» WORK TO DO
Copy every line of the data exactly, leaving nothing out.

» DATA RECORDS
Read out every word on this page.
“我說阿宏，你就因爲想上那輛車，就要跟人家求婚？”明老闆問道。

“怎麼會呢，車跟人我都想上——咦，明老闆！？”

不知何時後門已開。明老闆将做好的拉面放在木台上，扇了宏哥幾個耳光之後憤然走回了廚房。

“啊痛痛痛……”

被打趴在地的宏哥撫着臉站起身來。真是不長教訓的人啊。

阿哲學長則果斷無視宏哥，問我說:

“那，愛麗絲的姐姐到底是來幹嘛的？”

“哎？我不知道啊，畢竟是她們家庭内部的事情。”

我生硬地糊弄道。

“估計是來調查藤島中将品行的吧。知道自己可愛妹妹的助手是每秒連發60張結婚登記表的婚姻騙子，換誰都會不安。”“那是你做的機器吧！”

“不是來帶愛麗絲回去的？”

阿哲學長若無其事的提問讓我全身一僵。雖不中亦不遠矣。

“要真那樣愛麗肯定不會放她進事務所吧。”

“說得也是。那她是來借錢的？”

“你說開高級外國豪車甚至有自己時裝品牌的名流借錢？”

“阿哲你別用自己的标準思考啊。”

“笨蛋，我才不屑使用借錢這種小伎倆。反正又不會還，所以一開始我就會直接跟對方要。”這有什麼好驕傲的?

» SOLUTION
Read out every word on this page.
“我說阿宏，你就因爲想上那輛車，就要跟人家求婚？”明老闆問道。

“怎麼會呢，車跟人我都想上——咦，明老闆！？”

不知何時後門已開。明老闆将做好的拉面放在木台上，扇了宏哥幾個耳光之後憤然走回了廚房。

“啊痛痛痛……”

被打趴在地的宏哥撫着臉站起身來。真是不長教訓的人啊。

阿哲學長則果斷無視宏哥，問我說:

“那，愛麗絲的姐姐到底是來幹嘛的？”

“哎？我不知道啊，畢竟是她們家庭内部的事情。”

我生硬地糊弄道。

“估計是來調查藤島中将品行的吧。知道自己可愛妹妹的助手是每秒連發60張結婚登記表的婚姻騙子，換誰都會不安。”“那是你做的機器吧！”

“不是來帶愛麗絲回去的？”

阿哲學長若無其事的提問讓我全身一僵。雖不中亦不遠矣。

“要真那樣愛麗肯定不會放她進事務所吧。”

“說得也是。那她是來借錢的？”

“你說開高級外國豪車甚至有自己時裝品牌的名流借錢？”

“阿哲你別用自己的标準思考啊。”

“笨蛋，我才不屑使用借錢這種小伎倆。反正又不會還，所以一開始我就會直接跟對方要。”這有什麼好驕傲的?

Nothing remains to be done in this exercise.